- What is expected -
Exclude any images and output the remaining records exactly.

- Record list -
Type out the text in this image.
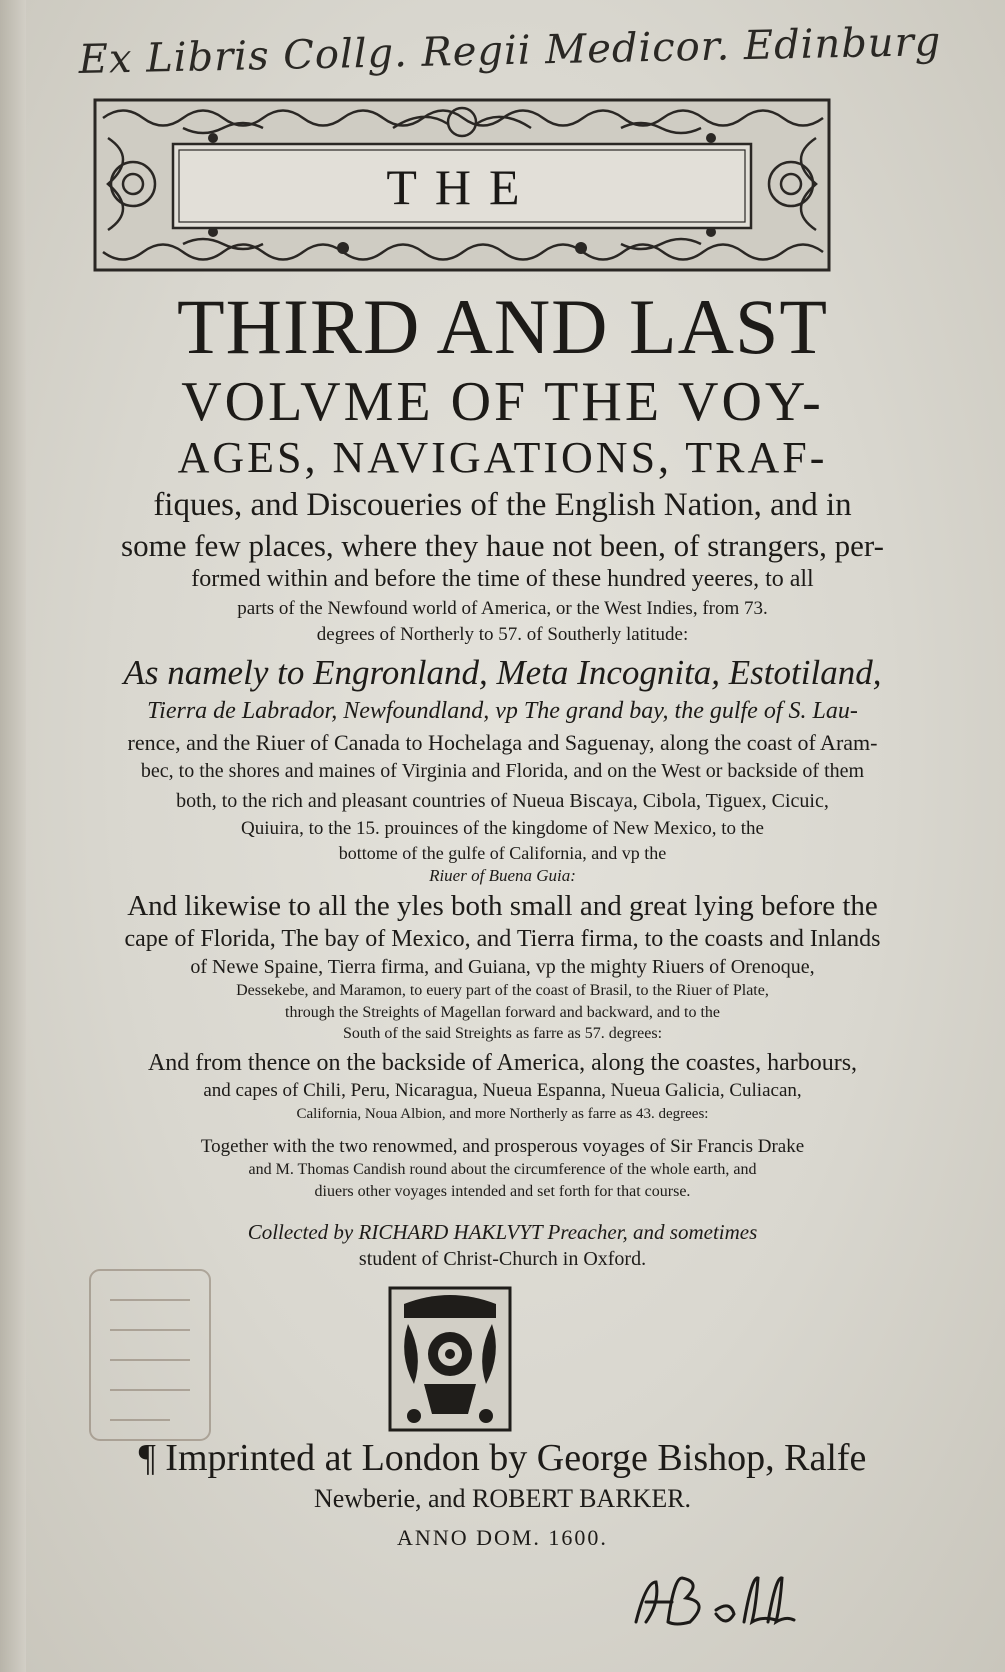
Ex Libris Collg. Regii Medicor. Edinburg
THE
THIRD AND LAST
VOLVME OF THE VOY-
AGES, NAVIGATIONS, TRAF-
fiques, and Discoueries of the English Nation, and in
some few places, where they haue not been, of strangers, per-
formed within and before the time of these hundred yeeres, to all
parts of the Newfound world of America, or the West Indies, from 73.
degrees of Northerly to 57. of Southerly latitude:
As namely to Engronland, Meta Incognita, Estotiland,
Tierra de Labrador, Newfoundland, vp The grand bay, the gulfe of S. Lau-
rence, and the Riuer of Canada to Hochelaga and Saguenay, along the coast of Aram-
bec, to the shores and maines of Virginia and Florida, and on the West or backside of them
both, to the rich and pleasant countries of Nueua Biscaya, Cibola, Tiguex, Cicuic,
Quiuira, to the 15. prouinces of the kingdome of New Mexico, to the
bottome of the gulfe of California, and vp the
Riuer of Buena Guia:
And likewise to all the yles both small and great lying before the
cape of Florida, The bay of Mexico, and Tierra firma, to the coasts and Inlands
of Newe Spaine, Tierra firma, and Guiana, vp the mighty Riuers of Orenoque,
Dessekebe, and Maramon, to euery part of the coast of Brasil, to the Riuer of Plate,
through the Streights of Magellan forward and backward, and to the
South of the said Streights as farre as 57. degrees:
And from thence on the backside of America, along the coastes, harbours,
and capes of Chili, Peru, Nicaragua, Nueua Espanna, Nueua Galicia, Culiacan,
California, Noua Albion, and more Northerly as farre as 43. degrees:
Together with the two renowmed, and prosperous voyages of Sir Francis Drake
and M. Thomas Candish round about the circumference of the whole earth, and
diuers other voyages intended and set forth for that course.
Collected by RICHARD HAKLVYT Preacher, and sometimes
student of Christ-Church in Oxford.
¶ Imprinted at London by George Bishop, Ralfe
Newberie, and ROBERT BARKER.
ANNO DOM. 1600.
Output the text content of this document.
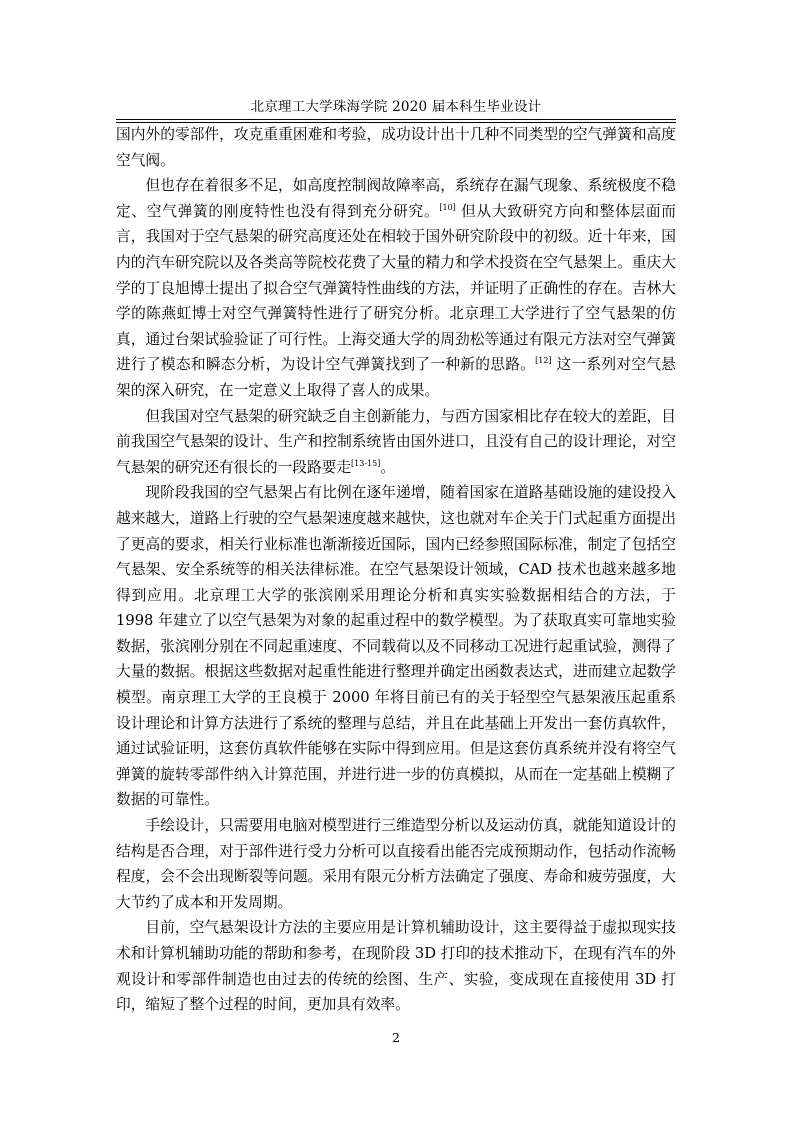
北京理工大学珠海学院 2020 届本科生毕业设计

国内外的零部件，攻克重重困难和考验，成功设计出十几种不同类型的空气弹簧和高度空气阀。

但也存在着很多不足，如高度控制阀故障率高，系统存在漏气现象、系统极度不稳定、空气弹簧的刚度特性也没有得到充分研究。[10] 但从大致研究方向和整体层面而言，我国对于空气悬架的研究高度还处在相较于国外研究阶段中的初级。近十年来，国内的汽车研究院以及各类高等院校花费了大量的精力和学术投资在空气悬架上。重庆大学的丁良旭博士提出了拟合空气弹簧特性曲线的方法，并证明了正确性的存在。吉林大学的陈燕虹博士对空气弹簧特性进行了研究分析。北京理工大学进行了空气悬架的仿真，通过台架试验验证了可行性。上海交通大学的周劲松等通过有限元方法对空气弹簧进行了模态和瞬态分析，为设计空气弹簧找到了一种新的思路。[12] 这一系列对空气悬架的深入研究，在一定意义上取得了喜人的成果。

但我国对空气悬架的研究缺乏自主创新能力，与西方国家相比存在较大的差距，目前我国空气悬架的设计、生产和控制系统皆由国外进口，且没有自己的设计理论，对空气悬架的研究还有很长的一段路要走[13-15]。

现阶段我国的空气悬架占有比例在逐年递增，随着国家在道路基础设施的建设投入越来越大，道路上行驶的空气悬架速度越来越快，这也就对车企关于门式起重方面提出了更高的要求，相关行业标准也渐渐接近国际，国内已经参照国际标准，制定了包括空气悬架、安全系统等的相关法律标准。在空气悬架设计领域，CAD 技术也越来越多地得到应用。北京理工大学的张滨刚采用理论分析和真实实验数据相结合的方法，于 1998 年建立了以空气悬架为对象的起重过程中的数学模型。为了获取真实可靠地实验数据，张滨刚分别在不同起重速度、不同载荷以及不同移动工况进行起重试验，测得了大量的数据。根据这些数据对起重性能进行整理并确定出函数表达式，进而建立起数学模型。南京理工大学的王良模于 2000 年将目前已有的关于轻型空气悬架液压起重系设计理论和计算方法进行了系统的整理与总结，并且在此基础上开发出一套仿真软件，通过试验证明，这套仿真软件能够在实际中得到应用。但是这套仿真系统并没有将空气弹簧的旋转零部件纳入计算范围，并进行进一步的仿真模拟，从而在一定基础上模糊了数据的可靠性。

手绘设计，只需要用电脑对模型进行三维造型分析以及运动仿真，就能知道设计的结构是否合理，对于部件进行受力分析可以直接看出能否完成预期动作，包括动作流畅程度，会不会出现断裂等问题。采用有限元分析方法确定了强度、寿命和疲劳强度，大大节约了成本和开发周期。

目前，空气悬架设计方法的主要应用是计算机辅助设计，这主要得益于虚拟现实技术和计算机辅助功能的帮助和参考，在现阶段 3D 打印的技术推动下，在现有汽车的外观设计和零部件制造也由过去的传统的绘图、生产、实验，变成现在直接使用 3D 打印，缩短了整个过程的时间，更加具有效率。

2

- Result of the exercise -
Type out the text in this image.
Ex Libris Collg. Regii Medicor. Edinburg
THE
THIRD AND LAST
VOLVME OF THE VOY-
AGES, NAVIGATIONS, TRAF-
fiques, and Discoueries of the English Nation, and in
some few places, where they haue not been, of strangers, per-
formed within and before the time of these hundred yeeres, to all
parts of the Newfound world of America, or the West Indies, from 73.
degrees of Northerly to 57. of Southerly latitude:
As namely to Engronland, Meta Incognita, Estotiland,
Tierra de Labrador, Newfoundland, vp The grand bay, the gulfe of S. Lau-
rence, and the Riuer of Canada to Hochelaga and Saguenay, along the coast of Aram-
bec, to the shores and maines of Virginia and Florida, and on the West or backside of them
both, to the rich and pleasant countries of Nueua Biscaya, Cibola, Tiguex, Cicuic,
Quiuira, to the 15. prouinces of the kingdome of New Mexico, to the
bottome of the gulfe of California, and vp the
Riuer of Buena Guia:
And likewise to all the yles both small and great lying before the
cape of Florida, The bay of Mexico, and Tierra firma, to the coasts and Inlands
of Newe Spaine, Tierra firma, and Guiana, vp the mighty Riuers of Orenoque,
Dessekebe, and Maramon, to euery part of the coast of Brasil, to the Riuer of Plate,
through the Streights of Magellan forward and backward, and to the
South of the said Streights as farre as 57. degrees:
And from thence on the backside of America, along the coastes, harbours,
and capes of Chili, Peru, Nicaragua, Nueua Espanna, Nueua Galicia, Culiacan,
California, Noua Albion, and more Northerly as farre as 43. degrees:
Together with the two renowmed, and prosperous voyages of Sir Francis Drake
and M. Thomas Candish round about the circumference of the whole earth, and
diuers other voyages intended and set forth for that course.
Collected by RICHARD HAKLVYT Preacher, and sometimes
student of Christ-Church in Oxford.
¶ Imprinted at London by George Bishop, Ralfe
Newberie, and ROBERT BARKER.
ANNO DOM. 1600.
Output the text content of this document.
北京理工大学珠海学院 2020 届本科生毕业设计

国内外的零部件，攻克重重困难和考验，成功设计出十几种不同类型的空气弹簧和高度空气阀。

但也存在着很多不足，如高度控制阀故障率高，系统存在漏气现象、系统极度不稳定、空气弹簧的刚度特性也没有得到充分研究。[10] 但从大致研究方向和整体层面而言，我国对于空气悬架的研究高度还处在相较于国外研究阶段中的初级。近十年来，国内的汽车研究院以及各类高等院校花费了大量的精力和学术投资在空气悬架上。重庆大学的丁良旭博士提出了拟合空气弹簧特性曲线的方法，并证明了正确性的存在。吉林大学的陈燕虹博士对空气弹簧特性进行了研究分析。北京理工大学进行了空气悬架的仿真，通过台架试验验证了可行性。上海交通大学的周劲松等通过有限元方法对空气弹簧进行了模态和瞬态分析，为设计空气弹簧找到了一种新的思路。[12] 这一系列对空气悬架的深入研究，在一定意义上取得了喜人的成果。

但我国对空气悬架的研究缺乏自主创新能力，与西方国家相比存在较大的差距，目前我国空气悬架的设计、生产和控制系统皆由国外进口，且没有自己的设计理论，对空气悬架的研究还有很长的一段路要走[13-15]。

现阶段我国的空气悬架占有比例在逐年递增，随着国家在道路基础设施的建设投入越来越大，道路上行驶的空气悬架速度越来越快，这也就对车企关于门式起重方面提出了更高的要求，相关行业标准也渐渐接近国际，国内已经参照国际标准，制定了包括空气悬架、安全系统等的相关法律标准。在空气悬架设计领域，CAD 技术也越来越多地得到应用。北京理工大学的张滨刚采用理论分析和真实实验数据相结合的方法，于 1998 年建立了以空气悬架为对象的起重过程中的数学模型。为了获取真实可靠地实验数据，张滨刚分别在不同起重速度、不同载荷以及不同移动工况进行起重试验，测得了大量的数据。根据这些数据对起重性能进行整理并确定出函数表达式，进而建立起数学模型。南京理工大学的王良模于 2000 年将目前已有的关于轻型空气悬架液压起重系设计理论和计算方法进行了系统的整理与总结，并且在此基础上开发出一套仿真软件，通过试验证明，这套仿真软件能够在实际中得到应用。但是这套仿真系统并没有将空气弹簧的旋转零部件纳入计算范围，并进行进一步的仿真模拟，从而在一定基础上模糊了数据的可靠性。

手绘设计，只需要用电脑对模型进行三维造型分析以及运动仿真，就能知道设计的结构是否合理，对于部件进行受力分析可以直接看出能否完成预期动作，包括动作流畅程度，会不会出现断裂等问题。采用有限元分析方法确定了强度、寿命和疲劳强度，大大节约了成本和开发周期。

目前，空气悬架设计方法的主要应用是计算机辅助设计，这主要得益于虚拟现实技术和计算机辅助功能的帮助和参考，在现阶段 3D 打印的技术推动下，在现有汽车的外观设计和零部件制造也由过去的传统的绘图、生产、实验，变成现在直接使用 3D 打印，缩短了整个过程的时间，更加具有效率。

2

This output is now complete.